» **What you should do**
Leaving out every picture, quote the data below exactly as it appears.

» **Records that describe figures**
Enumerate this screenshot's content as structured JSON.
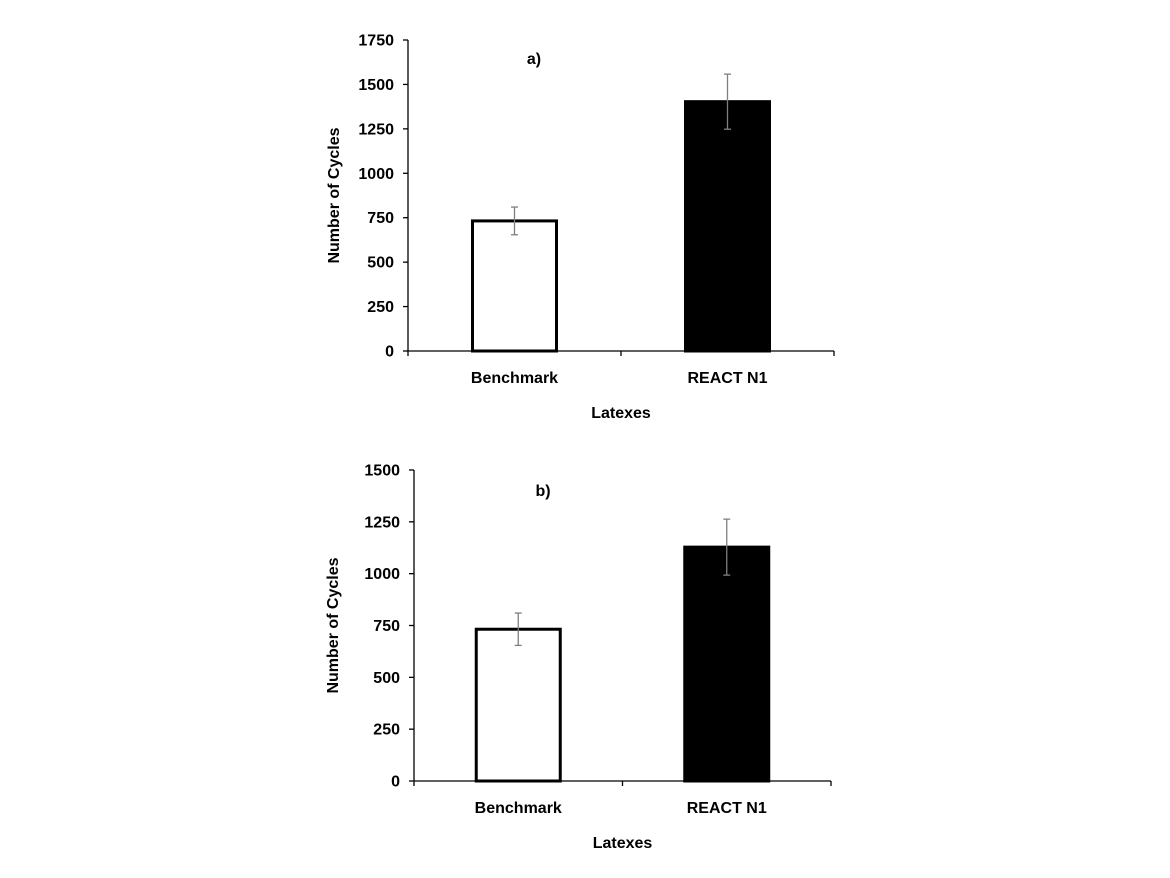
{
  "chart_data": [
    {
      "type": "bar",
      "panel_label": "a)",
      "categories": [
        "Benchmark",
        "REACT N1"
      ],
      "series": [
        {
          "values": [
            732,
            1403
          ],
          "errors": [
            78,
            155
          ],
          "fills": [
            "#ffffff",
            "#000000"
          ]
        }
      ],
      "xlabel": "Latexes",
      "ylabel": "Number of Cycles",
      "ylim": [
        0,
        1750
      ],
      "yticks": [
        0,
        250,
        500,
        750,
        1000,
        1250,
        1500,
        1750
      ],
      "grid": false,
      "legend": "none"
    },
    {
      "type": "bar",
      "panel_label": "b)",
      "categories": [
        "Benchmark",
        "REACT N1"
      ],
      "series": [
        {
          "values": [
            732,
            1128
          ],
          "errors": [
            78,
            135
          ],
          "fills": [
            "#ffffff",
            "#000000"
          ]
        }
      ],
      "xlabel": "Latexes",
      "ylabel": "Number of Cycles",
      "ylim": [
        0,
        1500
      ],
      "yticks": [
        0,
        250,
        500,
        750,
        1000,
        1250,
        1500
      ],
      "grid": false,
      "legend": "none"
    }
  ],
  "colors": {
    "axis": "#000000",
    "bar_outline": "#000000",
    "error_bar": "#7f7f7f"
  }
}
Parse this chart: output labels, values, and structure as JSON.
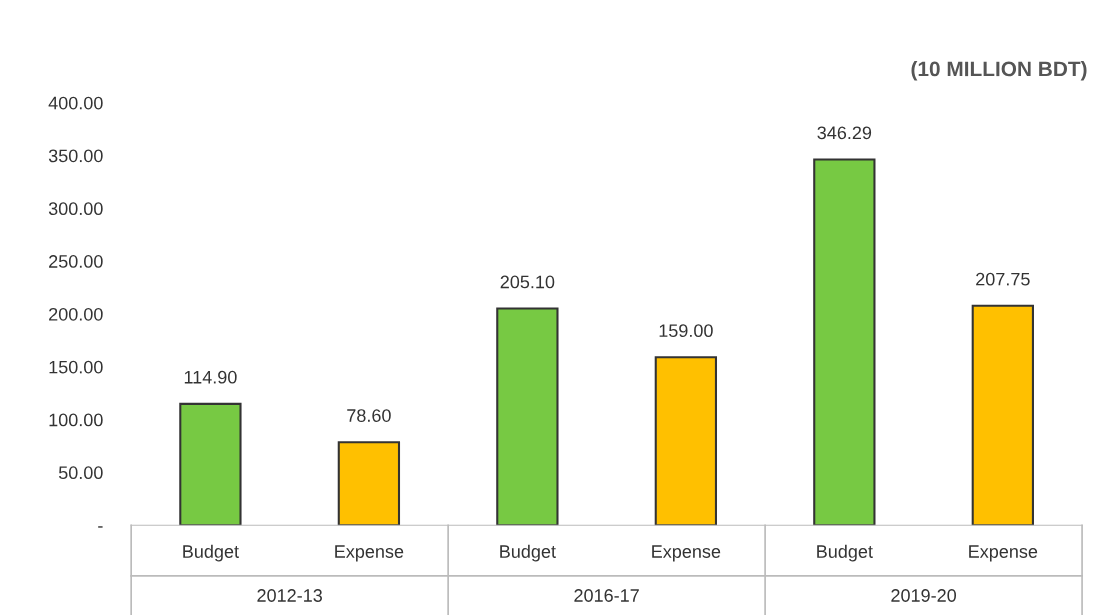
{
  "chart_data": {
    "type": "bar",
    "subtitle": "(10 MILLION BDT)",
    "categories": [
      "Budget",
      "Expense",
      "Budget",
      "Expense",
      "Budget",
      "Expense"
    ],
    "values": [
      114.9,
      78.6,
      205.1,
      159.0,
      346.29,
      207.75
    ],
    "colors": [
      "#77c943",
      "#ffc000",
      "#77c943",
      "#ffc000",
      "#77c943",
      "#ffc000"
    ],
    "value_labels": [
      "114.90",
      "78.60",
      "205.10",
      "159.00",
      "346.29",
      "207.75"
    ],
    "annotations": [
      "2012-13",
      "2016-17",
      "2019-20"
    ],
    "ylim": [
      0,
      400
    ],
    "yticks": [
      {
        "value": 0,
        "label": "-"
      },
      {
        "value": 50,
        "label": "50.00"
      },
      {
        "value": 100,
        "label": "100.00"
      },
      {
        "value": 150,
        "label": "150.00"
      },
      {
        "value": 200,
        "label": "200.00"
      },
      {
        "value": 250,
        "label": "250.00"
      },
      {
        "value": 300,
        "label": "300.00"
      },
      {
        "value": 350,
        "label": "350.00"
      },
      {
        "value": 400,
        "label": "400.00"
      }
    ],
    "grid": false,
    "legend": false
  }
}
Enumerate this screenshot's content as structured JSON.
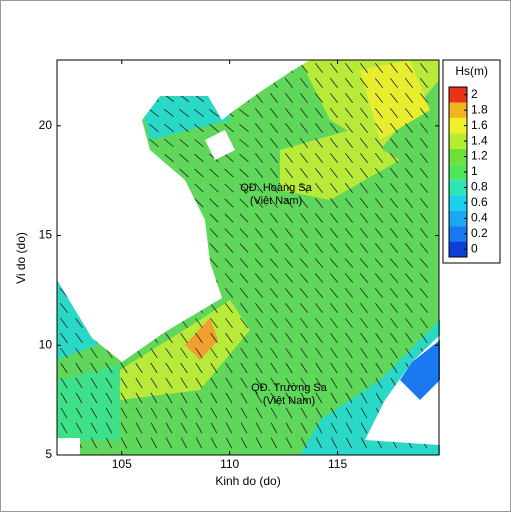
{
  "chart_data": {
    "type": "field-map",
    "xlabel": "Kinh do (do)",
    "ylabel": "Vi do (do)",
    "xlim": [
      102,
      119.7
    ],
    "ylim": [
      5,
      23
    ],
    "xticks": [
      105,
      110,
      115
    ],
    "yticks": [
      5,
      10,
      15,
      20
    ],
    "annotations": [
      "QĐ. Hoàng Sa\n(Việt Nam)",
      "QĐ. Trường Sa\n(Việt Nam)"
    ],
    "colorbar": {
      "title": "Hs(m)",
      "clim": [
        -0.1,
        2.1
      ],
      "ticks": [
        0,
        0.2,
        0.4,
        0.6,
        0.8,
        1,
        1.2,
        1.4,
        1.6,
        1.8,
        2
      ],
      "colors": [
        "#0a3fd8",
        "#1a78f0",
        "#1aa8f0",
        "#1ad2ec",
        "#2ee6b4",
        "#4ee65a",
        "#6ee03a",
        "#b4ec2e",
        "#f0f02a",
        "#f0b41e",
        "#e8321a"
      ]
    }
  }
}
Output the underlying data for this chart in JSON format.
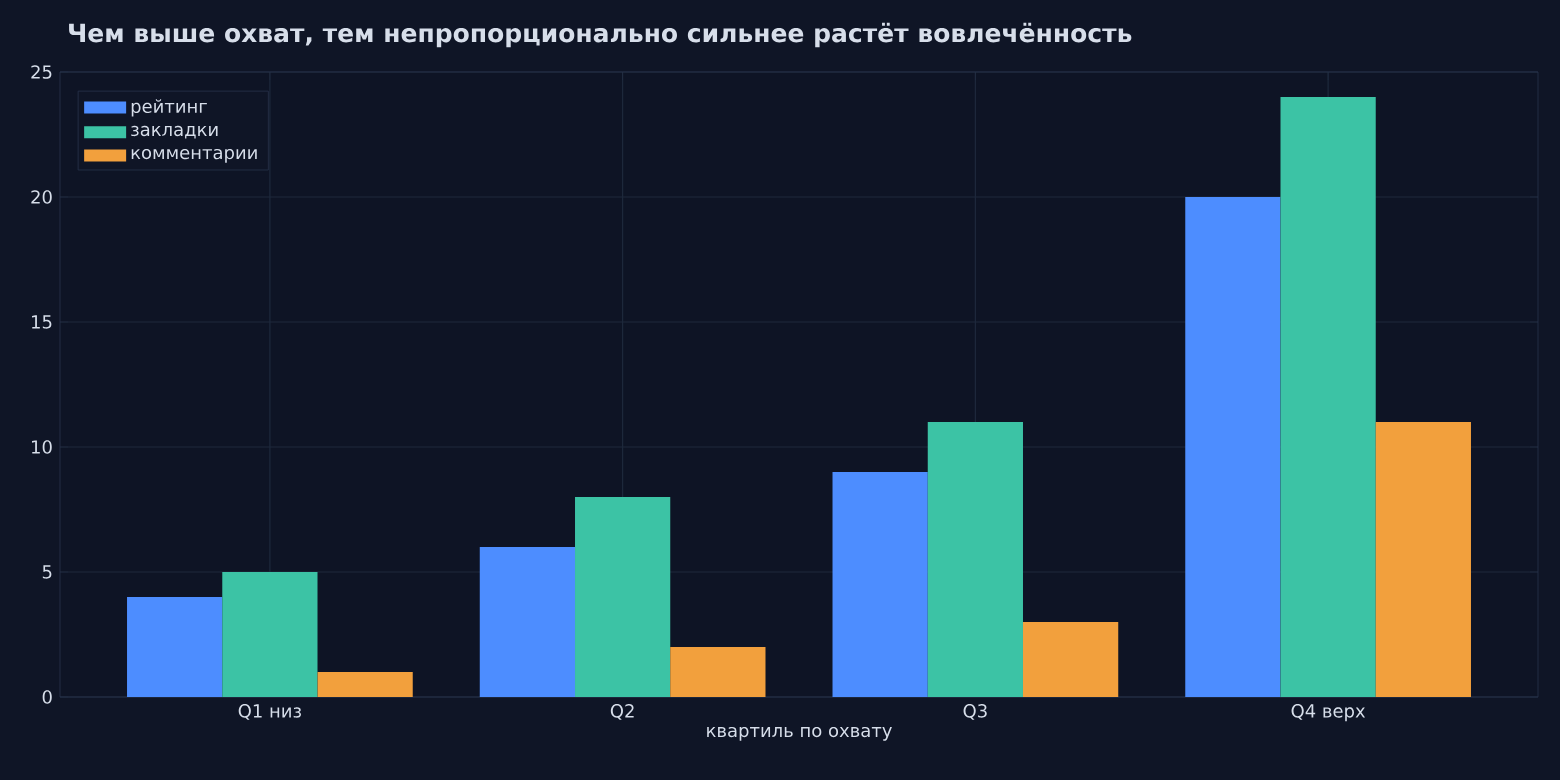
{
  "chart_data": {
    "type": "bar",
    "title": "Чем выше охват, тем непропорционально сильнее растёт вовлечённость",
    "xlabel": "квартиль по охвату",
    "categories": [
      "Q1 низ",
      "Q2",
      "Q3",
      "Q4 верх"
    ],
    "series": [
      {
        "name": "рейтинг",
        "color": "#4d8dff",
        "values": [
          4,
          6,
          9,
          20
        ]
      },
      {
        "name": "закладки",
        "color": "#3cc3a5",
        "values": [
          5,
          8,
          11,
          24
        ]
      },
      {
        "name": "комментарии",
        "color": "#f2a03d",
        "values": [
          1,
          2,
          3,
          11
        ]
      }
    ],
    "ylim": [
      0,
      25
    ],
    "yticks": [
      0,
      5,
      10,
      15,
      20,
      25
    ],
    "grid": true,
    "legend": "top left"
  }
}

» **Right answer**
Enumerate this screenshot's content as structured JSON.
{
  "chart_data": [
    {
      "type": "bar",
      "panel_label": "a)",
      "categories": [
        "Benchmark",
        "REACT N1"
      ],
      "series": [
        {
          "values": [
            732,
            1403
          ],
          "errors": [
            78,
            155
          ],
          "fills": [
            "#ffffff",
            "#000000"
          ]
        }
      ],
      "xlabel": "Latexes",
      "ylabel": "Number of Cycles",
      "ylim": [
        0,
        1750
      ],
      "yticks": [
        0,
        250,
        500,
        750,
        1000,
        1250,
        1500,
        1750
      ],
      "grid": false,
      "legend": "none"
    },
    {
      "type": "bar",
      "panel_label": "b)",
      "categories": [
        "Benchmark",
        "REACT N1"
      ],
      "series": [
        {
          "values": [
            732,
            1128
          ],
          "errors": [
            78,
            135
          ],
          "fills": [
            "#ffffff",
            "#000000"
          ]
        }
      ],
      "xlabel": "Latexes",
      "ylabel": "Number of Cycles",
      "ylim": [
        0,
        1500
      ],
      "yticks": [
        0,
        250,
        500,
        750,
        1000,
        1250,
        1500
      ],
      "grid": false,
      "legend": "none"
    }
  ],
  "colors": {
    "axis": "#000000",
    "bar_outline": "#000000",
    "error_bar": "#7f7f7f"
  }
}
Parse this chart: output labels, values, and structure as JSON.
{
  "chart_data": {
    "type": "bar",
    "subtitle": "(10 MILLION BDT)",
    "categories": [
      "Budget",
      "Expense",
      "Budget",
      "Expense",
      "Budget",
      "Expense"
    ],
    "values": [
      114.9,
      78.6,
      205.1,
      159.0,
      346.29,
      207.75
    ],
    "colors": [
      "#77c943",
      "#ffc000",
      "#77c943",
      "#ffc000",
      "#77c943",
      "#ffc000"
    ],
    "value_labels": [
      "114.90",
      "78.60",
      "205.10",
      "159.00",
      "346.29",
      "207.75"
    ],
    "annotations": [
      "2012-13",
      "2016-17",
      "2019-20"
    ],
    "ylim": [
      0,
      400
    ],
    "yticks": [
      {
        "value": 0,
        "label": "-"
      },
      {
        "value": 50,
        "label": "50.00"
      },
      {
        "value": 100,
        "label": "100.00"
      },
      {
        "value": 150,
        "label": "150.00"
      },
      {
        "value": 200,
        "label": "200.00"
      },
      {
        "value": 250,
        "label": "250.00"
      },
      {
        "value": 300,
        "label": "300.00"
      },
      {
        "value": 350,
        "label": "350.00"
      },
      {
        "value": 400,
        "label": "400.00"
      }
    ],
    "grid": false,
    "legend": false
  }
}
Enumerate this screenshot's content as structured JSON.
{
  "chart_data": {
    "type": "field-map",
    "xlabel": "Kinh do (do)",
    "ylabel": "Vi do (do)",
    "xlim": [
      102,
      119.7
    ],
    "ylim": [
      5,
      23
    ],
    "xticks": [
      105,
      110,
      115
    ],
    "yticks": [
      5,
      10,
      15,
      20
    ],
    "annotations": [
      "QĐ. Hoàng Sa\n(Việt Nam)",
      "QĐ. Trường Sa\n(Việt Nam)"
    ],
    "colorbar": {
      "title": "Hs(m)",
      "clim": [
        -0.1,
        2.1
      ],
      "ticks": [
        0,
        0.2,
        0.4,
        0.6,
        0.8,
        1,
        1.2,
        1.4,
        1.6,
        1.8,
        2
      ],
      "colors": [
        "#0a3fd8",
        "#1a78f0",
        "#1aa8f0",
        "#1ad2ec",
        "#2ee6b4",
        "#4ee65a",
        "#6ee03a",
        "#b4ec2e",
        "#f0f02a",
        "#f0b41e",
        "#e8321a"
      ]
    }
  }
}
Output the underlying data for this chart in JSON format.
{
  "chart_data": {
    "type": "bar",
    "title": "Чем выше охват, тем непропорционально сильнее растёт вовлечённость",
    "xlabel": "квартиль по охвату",
    "categories": [
      "Q1 низ",
      "Q2",
      "Q3",
      "Q4 верх"
    ],
    "series": [
      {
        "name": "рейтинг",
        "color": "#4d8dff",
        "values": [
          4,
          6,
          9,
          20
        ]
      },
      {
        "name": "закладки",
        "color": "#3cc3a5",
        "values": [
          5,
          8,
          11,
          24
        ]
      },
      {
        "name": "комментарии",
        "color": "#f2a03d",
        "values": [
          1,
          2,
          3,
          11
        ]
      }
    ],
    "ylim": [
      0,
      25
    ],
    "yticks": [
      0,
      5,
      10,
      15,
      20,
      25
    ],
    "grid": true,
    "legend": "top left"
  }
}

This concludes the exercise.